--- TASK GOAL ---
Write out every record below exactly as it appears.

--- RECORD EXTRACTS ---
━━━━━━━━━━━━━━━━━━━━

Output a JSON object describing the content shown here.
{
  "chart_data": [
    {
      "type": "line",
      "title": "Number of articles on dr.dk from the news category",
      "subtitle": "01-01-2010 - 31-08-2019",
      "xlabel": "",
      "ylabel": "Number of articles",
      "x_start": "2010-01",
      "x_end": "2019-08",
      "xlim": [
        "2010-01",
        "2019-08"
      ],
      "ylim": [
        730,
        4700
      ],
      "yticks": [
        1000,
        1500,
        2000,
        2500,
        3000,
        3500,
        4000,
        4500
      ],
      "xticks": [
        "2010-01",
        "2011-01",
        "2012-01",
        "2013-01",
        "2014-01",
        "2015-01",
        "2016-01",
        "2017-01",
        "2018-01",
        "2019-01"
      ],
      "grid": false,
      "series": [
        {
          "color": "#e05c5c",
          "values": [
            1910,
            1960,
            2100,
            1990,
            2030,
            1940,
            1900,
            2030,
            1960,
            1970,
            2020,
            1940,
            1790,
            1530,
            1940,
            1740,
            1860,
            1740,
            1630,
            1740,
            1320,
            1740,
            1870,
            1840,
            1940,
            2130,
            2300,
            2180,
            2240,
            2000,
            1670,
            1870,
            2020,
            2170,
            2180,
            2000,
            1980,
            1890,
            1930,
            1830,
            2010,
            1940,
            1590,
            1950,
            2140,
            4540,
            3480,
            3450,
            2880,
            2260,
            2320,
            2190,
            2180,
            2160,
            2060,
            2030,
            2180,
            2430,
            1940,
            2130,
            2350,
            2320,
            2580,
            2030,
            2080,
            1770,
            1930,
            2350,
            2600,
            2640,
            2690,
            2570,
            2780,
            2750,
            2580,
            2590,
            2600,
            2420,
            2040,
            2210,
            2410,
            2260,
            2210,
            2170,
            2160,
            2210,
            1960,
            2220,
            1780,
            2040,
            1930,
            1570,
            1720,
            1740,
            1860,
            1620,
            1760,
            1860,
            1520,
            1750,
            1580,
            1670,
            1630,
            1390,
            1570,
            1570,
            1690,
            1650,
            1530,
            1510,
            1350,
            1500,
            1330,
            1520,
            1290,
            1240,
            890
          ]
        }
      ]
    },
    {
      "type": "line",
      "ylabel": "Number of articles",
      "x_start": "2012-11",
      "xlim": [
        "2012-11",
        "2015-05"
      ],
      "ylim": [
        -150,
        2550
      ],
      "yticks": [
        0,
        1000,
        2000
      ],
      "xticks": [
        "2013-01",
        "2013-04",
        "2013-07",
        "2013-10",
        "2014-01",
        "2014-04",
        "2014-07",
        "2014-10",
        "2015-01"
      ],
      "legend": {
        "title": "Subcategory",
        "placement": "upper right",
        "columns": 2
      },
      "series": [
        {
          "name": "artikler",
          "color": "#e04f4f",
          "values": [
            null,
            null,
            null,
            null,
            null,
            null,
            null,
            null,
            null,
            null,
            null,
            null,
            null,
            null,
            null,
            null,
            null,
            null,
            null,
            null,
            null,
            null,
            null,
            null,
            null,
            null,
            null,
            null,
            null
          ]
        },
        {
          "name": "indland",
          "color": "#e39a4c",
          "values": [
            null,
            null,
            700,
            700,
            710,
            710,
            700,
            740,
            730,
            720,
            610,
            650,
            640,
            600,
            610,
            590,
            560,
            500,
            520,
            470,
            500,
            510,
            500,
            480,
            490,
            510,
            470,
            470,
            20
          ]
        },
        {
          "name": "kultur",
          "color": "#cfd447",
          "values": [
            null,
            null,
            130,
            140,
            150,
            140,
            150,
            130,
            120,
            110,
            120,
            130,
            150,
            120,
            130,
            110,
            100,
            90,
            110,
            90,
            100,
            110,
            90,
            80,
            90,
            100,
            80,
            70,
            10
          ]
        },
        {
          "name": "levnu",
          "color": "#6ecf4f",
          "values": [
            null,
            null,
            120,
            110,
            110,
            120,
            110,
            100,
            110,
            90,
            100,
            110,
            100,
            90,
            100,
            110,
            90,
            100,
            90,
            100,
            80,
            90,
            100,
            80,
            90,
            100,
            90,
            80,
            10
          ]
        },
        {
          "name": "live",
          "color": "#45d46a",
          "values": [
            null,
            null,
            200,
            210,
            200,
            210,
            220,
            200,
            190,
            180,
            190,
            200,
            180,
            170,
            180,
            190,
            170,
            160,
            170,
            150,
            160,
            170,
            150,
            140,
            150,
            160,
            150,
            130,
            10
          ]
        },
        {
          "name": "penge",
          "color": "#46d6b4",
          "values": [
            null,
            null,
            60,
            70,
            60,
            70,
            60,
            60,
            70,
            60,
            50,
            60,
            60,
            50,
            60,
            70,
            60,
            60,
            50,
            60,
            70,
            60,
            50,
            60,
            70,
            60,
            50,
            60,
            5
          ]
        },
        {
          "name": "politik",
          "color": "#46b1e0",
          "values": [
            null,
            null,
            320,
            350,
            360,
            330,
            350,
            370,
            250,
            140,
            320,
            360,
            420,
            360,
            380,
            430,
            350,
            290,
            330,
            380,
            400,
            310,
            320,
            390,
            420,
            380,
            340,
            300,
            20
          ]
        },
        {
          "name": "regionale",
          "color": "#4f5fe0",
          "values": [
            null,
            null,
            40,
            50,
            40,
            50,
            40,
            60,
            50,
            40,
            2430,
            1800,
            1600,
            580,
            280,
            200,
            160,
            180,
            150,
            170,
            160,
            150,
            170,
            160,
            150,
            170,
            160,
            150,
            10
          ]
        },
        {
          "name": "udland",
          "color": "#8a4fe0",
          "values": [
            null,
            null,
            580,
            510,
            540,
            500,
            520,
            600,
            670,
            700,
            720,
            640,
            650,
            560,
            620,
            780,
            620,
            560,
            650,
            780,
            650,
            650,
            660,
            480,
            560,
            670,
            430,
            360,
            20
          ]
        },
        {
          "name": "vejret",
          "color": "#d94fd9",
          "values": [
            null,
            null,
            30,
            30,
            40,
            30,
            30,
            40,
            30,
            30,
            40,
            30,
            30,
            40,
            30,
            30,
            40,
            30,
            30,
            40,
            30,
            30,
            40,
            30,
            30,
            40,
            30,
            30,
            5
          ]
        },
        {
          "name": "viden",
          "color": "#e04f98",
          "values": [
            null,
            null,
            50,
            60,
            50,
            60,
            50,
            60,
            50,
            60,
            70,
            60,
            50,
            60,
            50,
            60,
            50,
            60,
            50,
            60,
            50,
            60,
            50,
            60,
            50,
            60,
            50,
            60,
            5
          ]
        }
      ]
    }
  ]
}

━━━━━━━━━━━━━━━━━━━━

--- COMPLETE OUTPUT ---
Output a JSON object describing the content shown here.
{
  "chart_data": [
    {
      "type": "line",
      "title": "Number of articles on dr.dk from the news category",
      "subtitle": "01-01-2010 - 31-08-2019",
      "xlabel": "",
      "ylabel": "Number of articles",
      "x_start": "2010-01",
      "x_end": "2019-08",
      "xlim": [
        "2010-01",
        "2019-08"
      ],
      "ylim": [
        730,
        4700
      ],
      "yticks": [
        1000,
        1500,
        2000,
        2500,
        3000,
        3500,
        4000,
        4500
      ],
      "xticks": [
        "2010-01",
        "2011-01",
        "2012-01",
        "2013-01",
        "2014-01",
        "2015-01",
        "2016-01",
        "2017-01",
        "2018-01",
        "2019-01"
      ],
      "grid": false,
      "series": [
        {
          "color": "#e05c5c",
          "values": [
            1910,
            1960,
            2100,
            1990,
            2030,
            1940,
            1900,
            2030,
            1960,
            1970,
            2020,
            1940,
            1790,
            1530,
            1940,
            1740,
            1860,
            1740,
            1630,
            1740,
            1320,
            1740,
            1870,
            1840,
            1940,
            2130,
            2300,
            2180,
            2240,
            2000,
            1670,
            1870,
            2020,
            2170,
            2180,
            2000,
            1980,
            1890,
            1930,
            1830,
            2010,
            1940,
            1590,
            1950,
            2140,
            4540,
            3480,
            3450,
            2880,
            2260,
            2320,
            2190,
            2180,
            2160,
            2060,
            2030,
            2180,
            2430,
            1940,
            2130,
            2350,
            2320,
            2580,
            2030,
            2080,
            1770,
            1930,
            2350,
            2600,
            2640,
            2690,
            2570,
            2780,
            2750,
            2580,
            2590,
            2600,
            2420,
            2040,
            2210,
            2410,
            2260,
            2210,
            2170,
            2160,
            2210,
            1960,
            2220,
            1780,
            2040,
            1930,
            1570,
            1720,
            1740,
            1860,
            1620,
            1760,
            1860,
            1520,
            1750,
            1580,
            1670,
            1630,
            1390,
            1570,
            1570,
            1690,
            1650,
            1530,
            1510,
            1350,
            1500,
            1330,
            1520,
            1290,
            1240,
            890
          ]
        }
      ]
    },
    {
      "type": "line",
      "ylabel": "Number of articles",
      "x_start": "2012-11",
      "xlim": [
        "2012-11",
        "2015-05"
      ],
      "ylim": [
        -150,
        2550
      ],
      "yticks": [
        0,
        1000,
        2000
      ],
      "xticks": [
        "2013-01",
        "2013-04",
        "2013-07",
        "2013-10",
        "2014-01",
        "2014-04",
        "2014-07",
        "2014-10",
        "2015-01"
      ],
      "legend": {
        "title": "Subcategory",
        "placement": "upper right",
        "columns": 2
      },
      "series": [
        {
          "name": "artikler",
          "color": "#e04f4f",
          "values": [
            null,
            null,
            null,
            null,
            null,
            null,
            null,
            null,
            null,
            null,
            null,
            null,
            null,
            null,
            null,
            null,
            null,
            null,
            null,
            null,
            null,
            null,
            null,
            null,
            null,
            null,
            null,
            null,
            null
          ]
        },
        {
          "name": "indland",
          "color": "#e39a4c",
          "values": [
            null,
            null,
            700,
            700,
            710,
            710,
            700,
            740,
            730,
            720,
            610,
            650,
            640,
            600,
            610,
            590,
            560,
            500,
            520,
            470,
            500,
            510,
            500,
            480,
            490,
            510,
            470,
            470,
            20
          ]
        },
        {
          "name": "kultur",
          "color": "#cfd447",
          "values": [
            null,
            null,
            130,
            140,
            150,
            140,
            150,
            130,
            120,
            110,
            120,
            130,
            150,
            120,
            130,
            110,
            100,
            90,
            110,
            90,
            100,
            110,
            90,
            80,
            90,
            100,
            80,
            70,
            10
          ]
        },
        {
          "name": "levnu",
          "color": "#6ecf4f",
          "values": [
            null,
            null,
            120,
            110,
            110,
            120,
            110,
            100,
            110,
            90,
            100,
            110,
            100,
            90,
            100,
            110,
            90,
            100,
            90,
            100,
            80,
            90,
            100,
            80,
            90,
            100,
            90,
            80,
            10
          ]
        },
        {
          "name": "live",
          "color": "#45d46a",
          "values": [
            null,
            null,
            200,
            210,
            200,
            210,
            220,
            200,
            190,
            180,
            190,
            200,
            180,
            170,
            180,
            190,
            170,
            160,
            170,
            150,
            160,
            170,
            150,
            140,
            150,
            160,
            150,
            130,
            10
          ]
        },
        {
          "name": "penge",
          "color": "#46d6b4",
          "values": [
            null,
            null,
            60,
            70,
            60,
            70,
            60,
            60,
            70,
            60,
            50,
            60,
            60,
            50,
            60,
            70,
            60,
            60,
            50,
            60,
            70,
            60,
            50,
            60,
            70,
            60,
            50,
            60,
            5
          ]
        },
        {
          "name": "politik",
          "color": "#46b1e0",
          "values": [
            null,
            null,
            320,
            350,
            360,
            330,
            350,
            370,
            250,
            140,
            320,
            360,
            420,
            360,
            380,
            430,
            350,
            290,
            330,
            380,
            400,
            310,
            320,
            390,
            420,
            380,
            340,
            300,
            20
          ]
        },
        {
          "name": "regionale",
          "color": "#4f5fe0",
          "values": [
            null,
            null,
            40,
            50,
            40,
            50,
            40,
            60,
            50,
            40,
            2430,
            1800,
            1600,
            580,
            280,
            200,
            160,
            180,
            150,
            170,
            160,
            150,
            170,
            160,
            150,
            170,
            160,
            150,
            10
          ]
        },
        {
          "name": "udland",
          "color": "#8a4fe0",
          "values": [
            null,
            null,
            580,
            510,
            540,
            500,
            520,
            600,
            670,
            700,
            720,
            640,
            650,
            560,
            620,
            780,
            620,
            560,
            650,
            780,
            650,
            650,
            660,
            480,
            560,
            670,
            430,
            360,
            20
          ]
        },
        {
          "name": "vejret",
          "color": "#d94fd9",
          "values": [
            null,
            null,
            30,
            30,
            40,
            30,
            30,
            40,
            30,
            30,
            40,
            30,
            30,
            40,
            30,
            30,
            40,
            30,
            30,
            40,
            30,
            30,
            40,
            30,
            30,
            40,
            30,
            30,
            5
          ]
        },
        {
          "name": "viden",
          "color": "#e04f98",
          "values": [
            null,
            null,
            50,
            60,
            50,
            60,
            50,
            60,
            50,
            60,
            70,
            60,
            50,
            60,
            50,
            60,
            50,
            60,
            50,
            60,
            50,
            60,
            50,
            60,
            50,
            60,
            50,
            60,
            5
          ]
        }
      ]
    }
  ]
}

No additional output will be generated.